Stated exercise: Reproduce all of the material exactly as shown.

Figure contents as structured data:
** begin **

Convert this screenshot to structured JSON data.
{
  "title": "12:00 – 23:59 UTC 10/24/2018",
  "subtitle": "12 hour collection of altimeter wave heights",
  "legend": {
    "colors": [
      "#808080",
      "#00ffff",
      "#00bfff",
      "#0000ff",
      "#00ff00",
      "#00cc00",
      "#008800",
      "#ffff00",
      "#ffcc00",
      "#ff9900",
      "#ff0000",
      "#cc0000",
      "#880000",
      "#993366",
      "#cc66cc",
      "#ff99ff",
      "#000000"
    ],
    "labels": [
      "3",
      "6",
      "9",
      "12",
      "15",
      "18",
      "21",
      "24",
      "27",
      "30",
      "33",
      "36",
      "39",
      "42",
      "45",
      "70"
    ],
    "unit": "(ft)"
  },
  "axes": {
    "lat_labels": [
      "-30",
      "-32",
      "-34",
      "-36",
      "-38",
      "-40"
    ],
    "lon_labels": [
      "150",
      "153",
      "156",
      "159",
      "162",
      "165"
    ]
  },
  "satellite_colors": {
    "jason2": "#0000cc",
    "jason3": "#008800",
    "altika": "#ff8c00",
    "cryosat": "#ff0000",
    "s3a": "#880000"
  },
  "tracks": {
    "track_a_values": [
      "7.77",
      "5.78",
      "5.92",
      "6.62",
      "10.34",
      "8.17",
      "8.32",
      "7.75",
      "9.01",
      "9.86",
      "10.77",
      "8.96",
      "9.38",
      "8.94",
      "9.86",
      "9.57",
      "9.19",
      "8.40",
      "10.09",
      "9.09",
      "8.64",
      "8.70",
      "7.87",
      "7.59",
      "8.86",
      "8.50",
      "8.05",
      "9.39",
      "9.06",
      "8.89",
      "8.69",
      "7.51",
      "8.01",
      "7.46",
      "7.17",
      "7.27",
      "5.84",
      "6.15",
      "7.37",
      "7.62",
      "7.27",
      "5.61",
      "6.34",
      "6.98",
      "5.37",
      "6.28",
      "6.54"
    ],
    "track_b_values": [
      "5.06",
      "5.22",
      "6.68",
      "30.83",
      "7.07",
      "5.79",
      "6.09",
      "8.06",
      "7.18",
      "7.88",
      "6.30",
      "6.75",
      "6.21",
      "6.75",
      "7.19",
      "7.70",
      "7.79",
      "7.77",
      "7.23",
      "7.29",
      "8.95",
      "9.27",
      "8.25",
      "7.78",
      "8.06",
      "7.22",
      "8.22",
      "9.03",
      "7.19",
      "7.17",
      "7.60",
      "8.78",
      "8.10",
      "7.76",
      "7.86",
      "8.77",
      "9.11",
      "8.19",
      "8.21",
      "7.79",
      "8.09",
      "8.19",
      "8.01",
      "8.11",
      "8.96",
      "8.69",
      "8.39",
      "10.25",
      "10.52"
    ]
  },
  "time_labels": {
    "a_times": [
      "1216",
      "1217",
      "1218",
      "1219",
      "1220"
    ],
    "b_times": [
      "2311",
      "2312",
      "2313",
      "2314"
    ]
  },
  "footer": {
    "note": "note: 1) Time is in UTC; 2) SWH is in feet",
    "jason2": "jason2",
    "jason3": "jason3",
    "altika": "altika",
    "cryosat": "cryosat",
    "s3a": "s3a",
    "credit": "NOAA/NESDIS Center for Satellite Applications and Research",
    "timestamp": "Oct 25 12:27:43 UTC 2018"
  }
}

** end **

Exercise solution:
Convert this screenshot to structured JSON data.
{
  "title": "12:00 – 23:59 UTC 10/24/2018",
  "subtitle": "12 hour collection of altimeter wave heights",
  "legend": {
    "colors": [
      "#808080",
      "#00ffff",
      "#00bfff",
      "#0000ff",
      "#00ff00",
      "#00cc00",
      "#008800",
      "#ffff00",
      "#ffcc00",
      "#ff9900",
      "#ff0000",
      "#cc0000",
      "#880000",
      "#993366",
      "#cc66cc",
      "#ff99ff",
      "#000000"
    ],
    "labels": [
      "3",
      "6",
      "9",
      "12",
      "15",
      "18",
      "21",
      "24",
      "27",
      "30",
      "33",
      "36",
      "39",
      "42",
      "45",
      "70"
    ],
    "unit": "(ft)"
  },
  "axes": {
    "lat_labels": [
      "-30",
      "-32",
      "-34",
      "-36",
      "-38",
      "-40"
    ],
    "lon_labels": [
      "150",
      "153",
      "156",
      "159",
      "162",
      "165"
    ]
  },
  "satellite_colors": {
    "jason2": "#0000cc",
    "jason3": "#008800",
    "altika": "#ff8c00",
    "cryosat": "#ff0000",
    "s3a": "#880000"
  },
  "tracks": {
    "track_a_values": [
      "7.77",
      "5.78",
      "5.92",
      "6.62",
      "10.34",
      "8.17",
      "8.32",
      "7.75",
      "9.01",
      "9.86",
      "10.77",
      "8.96",
      "9.38",
      "8.94",
      "9.86",
      "9.57",
      "9.19",
      "8.40",
      "10.09",
      "9.09",
      "8.64",
      "8.70",
      "7.87",
      "7.59",
      "8.86",
      "8.50",
      "8.05",
      "9.39",
      "9.06",
      "8.89",
      "8.69",
      "7.51",
      "8.01",
      "7.46",
      "7.17",
      "7.27",
      "5.84",
      "6.15",
      "7.37",
      "7.62",
      "7.27",
      "5.61",
      "6.34",
      "6.98",
      "5.37",
      "6.28",
      "6.54"
    ],
    "track_b_values": [
      "5.06",
      "5.22",
      "6.68",
      "30.83",
      "7.07",
      "5.79",
      "6.09",
      "8.06",
      "7.18",
      "7.88",
      "6.30",
      "6.75",
      "6.21",
      "6.75",
      "7.19",
      "7.70",
      "7.79",
      "7.77",
      "7.23",
      "7.29",
      "8.95",
      "9.27",
      "8.25",
      "7.78",
      "8.06",
      "7.22",
      "8.22",
      "9.03",
      "7.19",
      "7.17",
      "7.60",
      "8.78",
      "8.10",
      "7.76",
      "7.86",
      "8.77",
      "9.11",
      "8.19",
      "8.21",
      "7.79",
      "8.09",
      "8.19",
      "8.01",
      "8.11",
      "8.96",
      "8.69",
      "8.39",
      "10.25",
      "10.52"
    ]
  },
  "time_labels": {
    "a_times": [
      "1216",
      "1217",
      "1218",
      "1219",
      "1220"
    ],
    "b_times": [
      "2311",
      "2312",
      "2313",
      "2314"
    ]
  },
  "footer": {
    "note": "note: 1) Time is in UTC; 2) SWH is in feet",
    "jason2": "jason2",
    "jason3": "jason3",
    "altika": "altika",
    "cryosat": "cryosat",
    "s3a": "s3a",
    "credit": "NOAA/NESDIS Center for Satellite Applications and Research",
    "timestamp": "Oct 25 12:27:43 UTC 2018"
  }
}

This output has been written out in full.